─── Data records

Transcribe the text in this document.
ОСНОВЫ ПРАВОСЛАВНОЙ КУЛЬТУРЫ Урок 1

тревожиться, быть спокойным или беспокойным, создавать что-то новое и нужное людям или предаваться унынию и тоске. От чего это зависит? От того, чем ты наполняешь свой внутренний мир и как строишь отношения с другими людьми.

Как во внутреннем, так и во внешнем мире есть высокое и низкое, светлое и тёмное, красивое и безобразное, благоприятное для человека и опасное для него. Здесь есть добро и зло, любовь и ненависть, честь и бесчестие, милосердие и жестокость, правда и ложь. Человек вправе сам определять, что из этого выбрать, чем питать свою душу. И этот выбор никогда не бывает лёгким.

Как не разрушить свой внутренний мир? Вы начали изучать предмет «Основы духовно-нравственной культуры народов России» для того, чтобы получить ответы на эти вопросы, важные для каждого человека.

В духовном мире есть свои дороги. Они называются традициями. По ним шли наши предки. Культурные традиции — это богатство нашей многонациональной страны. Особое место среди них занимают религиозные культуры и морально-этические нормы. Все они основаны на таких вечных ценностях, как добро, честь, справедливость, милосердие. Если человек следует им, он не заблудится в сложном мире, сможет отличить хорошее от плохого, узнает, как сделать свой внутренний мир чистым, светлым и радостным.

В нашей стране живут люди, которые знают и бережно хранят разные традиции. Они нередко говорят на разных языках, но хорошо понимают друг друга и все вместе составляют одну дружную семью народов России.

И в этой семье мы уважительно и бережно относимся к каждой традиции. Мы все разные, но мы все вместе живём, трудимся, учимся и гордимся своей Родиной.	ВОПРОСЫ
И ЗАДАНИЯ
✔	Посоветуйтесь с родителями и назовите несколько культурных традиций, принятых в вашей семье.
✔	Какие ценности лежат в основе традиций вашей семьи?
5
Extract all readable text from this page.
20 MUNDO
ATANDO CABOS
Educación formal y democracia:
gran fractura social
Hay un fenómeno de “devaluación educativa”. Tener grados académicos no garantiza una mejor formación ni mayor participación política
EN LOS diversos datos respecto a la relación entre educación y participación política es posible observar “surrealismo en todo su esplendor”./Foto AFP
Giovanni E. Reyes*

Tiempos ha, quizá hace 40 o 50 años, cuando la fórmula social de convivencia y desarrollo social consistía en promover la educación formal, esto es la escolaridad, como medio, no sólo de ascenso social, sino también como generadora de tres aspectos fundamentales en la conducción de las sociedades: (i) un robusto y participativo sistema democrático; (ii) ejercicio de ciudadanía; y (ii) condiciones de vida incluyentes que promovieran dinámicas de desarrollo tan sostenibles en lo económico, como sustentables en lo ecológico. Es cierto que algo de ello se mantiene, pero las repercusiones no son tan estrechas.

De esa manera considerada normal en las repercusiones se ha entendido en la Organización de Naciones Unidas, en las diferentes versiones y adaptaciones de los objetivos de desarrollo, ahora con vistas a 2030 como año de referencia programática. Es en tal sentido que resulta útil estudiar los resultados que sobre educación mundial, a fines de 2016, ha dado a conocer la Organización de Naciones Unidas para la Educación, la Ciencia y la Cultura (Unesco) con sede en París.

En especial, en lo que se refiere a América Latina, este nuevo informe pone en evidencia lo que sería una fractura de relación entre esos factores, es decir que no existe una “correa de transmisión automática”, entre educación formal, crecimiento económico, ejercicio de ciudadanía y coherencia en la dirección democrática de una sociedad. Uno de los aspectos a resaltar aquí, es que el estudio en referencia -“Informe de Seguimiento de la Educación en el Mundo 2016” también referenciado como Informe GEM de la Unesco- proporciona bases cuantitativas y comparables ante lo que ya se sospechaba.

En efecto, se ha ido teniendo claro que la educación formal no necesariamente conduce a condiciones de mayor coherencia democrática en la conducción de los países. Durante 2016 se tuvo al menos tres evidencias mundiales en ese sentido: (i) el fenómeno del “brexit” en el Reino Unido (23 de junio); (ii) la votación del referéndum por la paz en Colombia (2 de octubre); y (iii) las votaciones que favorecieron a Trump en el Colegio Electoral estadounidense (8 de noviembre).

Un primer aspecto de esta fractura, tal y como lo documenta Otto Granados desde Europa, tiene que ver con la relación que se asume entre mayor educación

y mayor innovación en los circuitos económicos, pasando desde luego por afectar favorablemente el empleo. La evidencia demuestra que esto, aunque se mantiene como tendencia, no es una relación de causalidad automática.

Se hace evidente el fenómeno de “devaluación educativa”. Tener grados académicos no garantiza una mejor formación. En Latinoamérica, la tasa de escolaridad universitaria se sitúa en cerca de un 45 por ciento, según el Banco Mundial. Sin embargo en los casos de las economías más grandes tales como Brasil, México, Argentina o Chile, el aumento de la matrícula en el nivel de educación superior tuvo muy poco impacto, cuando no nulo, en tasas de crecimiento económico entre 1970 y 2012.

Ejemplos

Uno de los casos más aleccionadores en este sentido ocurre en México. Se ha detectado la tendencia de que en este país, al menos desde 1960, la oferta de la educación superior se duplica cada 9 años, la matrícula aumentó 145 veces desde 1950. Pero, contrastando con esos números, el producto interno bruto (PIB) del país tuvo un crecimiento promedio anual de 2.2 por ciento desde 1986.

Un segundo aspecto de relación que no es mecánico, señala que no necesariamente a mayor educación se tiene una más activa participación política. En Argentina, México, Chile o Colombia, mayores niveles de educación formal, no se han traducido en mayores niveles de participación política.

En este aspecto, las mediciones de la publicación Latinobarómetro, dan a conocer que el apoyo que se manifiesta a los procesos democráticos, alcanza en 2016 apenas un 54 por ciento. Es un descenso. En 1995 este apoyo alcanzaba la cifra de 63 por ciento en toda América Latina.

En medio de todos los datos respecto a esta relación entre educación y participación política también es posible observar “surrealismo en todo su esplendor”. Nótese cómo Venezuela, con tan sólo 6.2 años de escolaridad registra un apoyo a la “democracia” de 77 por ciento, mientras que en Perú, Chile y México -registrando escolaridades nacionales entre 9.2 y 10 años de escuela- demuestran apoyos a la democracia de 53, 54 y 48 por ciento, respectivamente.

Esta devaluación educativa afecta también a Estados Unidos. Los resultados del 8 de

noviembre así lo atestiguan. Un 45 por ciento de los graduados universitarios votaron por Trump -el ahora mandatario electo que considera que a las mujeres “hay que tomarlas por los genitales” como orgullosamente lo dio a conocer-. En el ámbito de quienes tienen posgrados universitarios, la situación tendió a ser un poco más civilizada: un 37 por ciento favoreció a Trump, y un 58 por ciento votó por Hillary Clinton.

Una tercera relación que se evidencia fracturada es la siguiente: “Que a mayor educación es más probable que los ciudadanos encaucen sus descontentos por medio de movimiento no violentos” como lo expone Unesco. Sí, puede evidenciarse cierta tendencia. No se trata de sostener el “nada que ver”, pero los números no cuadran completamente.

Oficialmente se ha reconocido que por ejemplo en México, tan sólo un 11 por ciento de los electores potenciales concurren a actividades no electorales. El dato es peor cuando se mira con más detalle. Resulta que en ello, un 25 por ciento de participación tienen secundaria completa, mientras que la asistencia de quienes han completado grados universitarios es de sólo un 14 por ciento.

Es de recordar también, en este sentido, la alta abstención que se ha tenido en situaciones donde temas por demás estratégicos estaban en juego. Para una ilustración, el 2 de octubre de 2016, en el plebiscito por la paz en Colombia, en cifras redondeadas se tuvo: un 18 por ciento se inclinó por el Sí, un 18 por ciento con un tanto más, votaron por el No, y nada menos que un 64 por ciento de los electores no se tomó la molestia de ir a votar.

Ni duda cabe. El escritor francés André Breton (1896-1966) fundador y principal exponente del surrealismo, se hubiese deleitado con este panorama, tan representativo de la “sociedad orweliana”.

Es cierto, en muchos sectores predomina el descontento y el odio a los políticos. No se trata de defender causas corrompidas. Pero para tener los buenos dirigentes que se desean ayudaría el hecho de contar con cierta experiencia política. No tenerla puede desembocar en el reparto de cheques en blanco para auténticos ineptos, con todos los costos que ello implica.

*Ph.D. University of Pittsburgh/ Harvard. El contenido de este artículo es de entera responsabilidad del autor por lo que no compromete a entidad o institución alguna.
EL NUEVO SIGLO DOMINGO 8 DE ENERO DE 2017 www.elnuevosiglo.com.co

──────

> Directions: Find every line in the records above that contains the word "вместе", and copy each one.

> Output below:
В нашей стране живут люди, которые знают и бережно хранят разные традиции. Они нередко говорят на разных языках, но хорошо понимают друг друга и все вместе составляют одну дружную семью народов России.
И в этой семье мы уважительно и бережно относимся к каждой традиции. Мы все разные, но мы все вместе живём, трудимся, учимся и гордимся своей Родиной.	ВОПРОСЫ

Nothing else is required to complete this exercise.